◆ Entries from a visual dataset ◆
## BEGIN

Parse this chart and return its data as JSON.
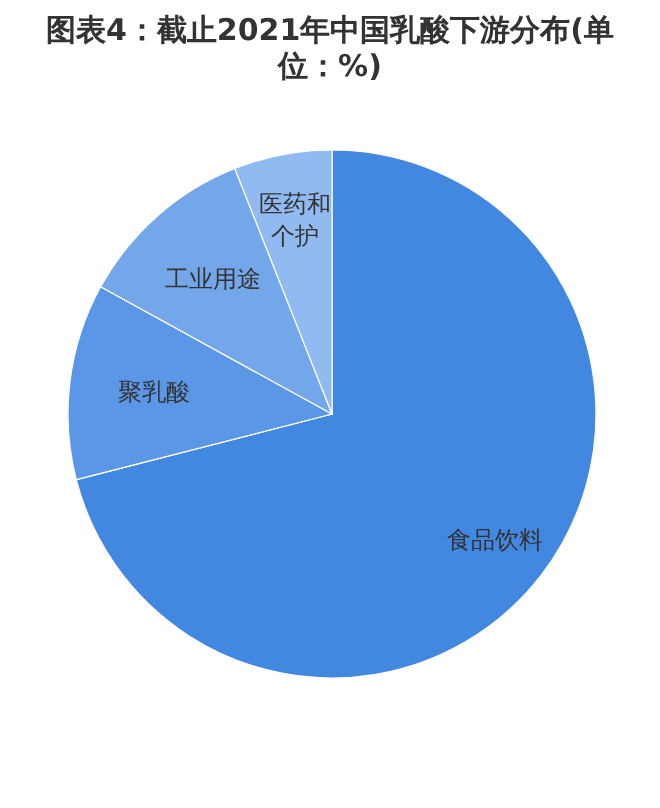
{
  "chart_data": {
    "type": "pie",
    "title": "图表4：截止2021年中国乳酸下游分布(单位：%)",
    "categories": [
      "食品饮料",
      "聚乳酸",
      "工业用途",
      "医药和个护"
    ],
    "values": [
      71,
      12,
      11,
      6
    ],
    "colors": [
      "#4287e0",
      "#5b97e6",
      "#74a7ea",
      "#90baf0"
    ]
  }
}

## END

◆ SHORT EXERCISE ◆
Print the listing above in full, exactly as written. Omit any pictures.

◆ OUTPUT FOR THIS EXERCISE ◆
Parse this chart and return its data as JSON.
{
  "chart_data": {
    "type": "pie",
    "title": "图表4：截止2021年中国乳酸下游分布(单位：%)",
    "categories": [
      "食品饮料",
      "聚乳酸",
      "工业用途",
      "医药和个护"
    ],
    "values": [
      71,
      12,
      11,
      6
    ],
    "colors": [
      "#4287e0",
      "#5b97e6",
      "#74a7ea",
      "#90baf0"
    ]
  }
}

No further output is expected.